**SHORT PROBLEM:** Copy out all of the material exactly.

**INFORMATION SUPPLIED:**
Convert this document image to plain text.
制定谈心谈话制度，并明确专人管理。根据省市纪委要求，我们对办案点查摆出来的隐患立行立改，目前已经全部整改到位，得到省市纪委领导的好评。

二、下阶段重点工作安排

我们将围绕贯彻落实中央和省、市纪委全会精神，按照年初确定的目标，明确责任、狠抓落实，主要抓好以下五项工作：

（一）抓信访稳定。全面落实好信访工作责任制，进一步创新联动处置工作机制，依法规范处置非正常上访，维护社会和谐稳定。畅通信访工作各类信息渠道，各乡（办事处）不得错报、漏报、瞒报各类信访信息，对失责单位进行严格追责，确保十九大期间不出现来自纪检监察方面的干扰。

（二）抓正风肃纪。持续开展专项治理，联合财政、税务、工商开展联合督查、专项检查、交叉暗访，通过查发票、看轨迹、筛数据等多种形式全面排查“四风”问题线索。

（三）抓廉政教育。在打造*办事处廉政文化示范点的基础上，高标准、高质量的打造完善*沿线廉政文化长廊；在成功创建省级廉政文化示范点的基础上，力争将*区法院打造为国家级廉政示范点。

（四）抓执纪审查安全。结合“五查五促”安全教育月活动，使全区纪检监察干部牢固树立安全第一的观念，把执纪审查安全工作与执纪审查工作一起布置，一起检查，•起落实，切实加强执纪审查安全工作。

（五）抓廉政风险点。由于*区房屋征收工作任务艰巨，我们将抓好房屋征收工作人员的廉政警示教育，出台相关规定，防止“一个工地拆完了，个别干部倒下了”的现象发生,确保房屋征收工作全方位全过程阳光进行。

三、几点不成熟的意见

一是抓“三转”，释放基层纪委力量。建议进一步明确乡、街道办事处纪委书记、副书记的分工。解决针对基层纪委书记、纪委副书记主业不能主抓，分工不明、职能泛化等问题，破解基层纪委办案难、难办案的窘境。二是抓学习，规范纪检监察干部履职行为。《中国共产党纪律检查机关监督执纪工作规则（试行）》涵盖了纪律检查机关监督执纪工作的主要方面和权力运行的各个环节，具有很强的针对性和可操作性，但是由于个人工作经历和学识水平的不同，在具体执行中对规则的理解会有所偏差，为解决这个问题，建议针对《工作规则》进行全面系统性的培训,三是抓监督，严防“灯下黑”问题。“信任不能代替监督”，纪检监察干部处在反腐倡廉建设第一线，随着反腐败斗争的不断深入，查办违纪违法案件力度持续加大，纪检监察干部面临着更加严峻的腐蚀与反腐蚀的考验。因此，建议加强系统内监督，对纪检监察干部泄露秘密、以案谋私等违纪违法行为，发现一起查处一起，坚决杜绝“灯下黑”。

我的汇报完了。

**WORKED ANSWER:**
Convert this document image to plain text.
制定谈心谈话制度，并明确专人管理。根据省市纪委要求，我们对办案点查摆出来的隐患立行立改，目前已经全部整改到位，得到省市纪委领导的好评。

二、下阶段重点工作安排

我们将围绕贯彻落实中央和省、市纪委全会精神，按照年初确定的目标，明确责任、狠抓落实，主要抓好以下五项工作：

（一）抓信访稳定。全面落实好信访工作责任制，进一步创新联动处置工作机制，依法规范处置非正常上访，维护社会和谐稳定。畅通信访工作各类信息渠道，各乡（办事处）不得错报、漏报、瞒报各类信访信息，对失责单位进行严格追责，确保十九大期间不出现来自纪检监察方面的干扰。

（二）抓正风肃纪。持续开展专项治理，联合财政、税务、工商开展联合督查、专项检查、交叉暗访，通过查发票、看轨迹、筛数据等多种形式全面排查“四风”问题线索。

（三）抓廉政教育。在打造*办事处廉政文化示范点的基础上，高标准、高质量的打造完善*沿线廉政文化长廊；在成功创建省级廉政文化示范点的基础上，力争将*区法院打造为国家级廉政示范点。

（四）抓执纪审查安全。结合“五查五促”安全教育月活动，使全区纪检监察干部牢固树立安全第一的观念，把执纪审查安全工作与执纪审查工作一起布置，一起检查，•起落实，切实加强执纪审查安全工作。

（五）抓廉政风险点。由于*区房屋征收工作任务艰巨，我们将抓好房屋征收工作人员的廉政警示教育，出台相关规定，防止“一个工地拆完了，个别干部倒下了”的现象发生,确保房屋征收工作全方位全过程阳光进行。

三、几点不成熟的意见

一是抓“三转”，释放基层纪委力量。建议进一步明确乡、街道办事处纪委书记、副书记的分工。解决针对基层纪委书记、纪委副书记主业不能主抓，分工不明、职能泛化等问题，破解基层纪委办案难、难办案的窘境。二是抓学习，规范纪检监察干部履职行为。《中国共产党纪律检查机关监督执纪工作规则（试行）》涵盖了纪律检查机关监督执纪工作的主要方面和权力运行的各个环节，具有很强的针对性和可操作性，但是由于个人工作经历和学识水平的不同，在具体执行中对规则的理解会有所偏差，为解决这个问题，建议针对《工作规则》进行全面系统性的培训,三是抓监督，严防“灯下黑”问题。“信任不能代替监督”，纪检监察干部处在反腐倡廉建设第一线，随着反腐败斗争的不断深入，查办违纪违法案件力度持续加大，纪检监察干部面临着更加严峻的腐蚀与反腐蚀的考验。因此，建议加强系统内监督，对纪检监察干部泄露秘密、以案谋私等违纪违法行为，发现一起查处一起，坚决杜绝“灯下黑”。

我的汇报完了。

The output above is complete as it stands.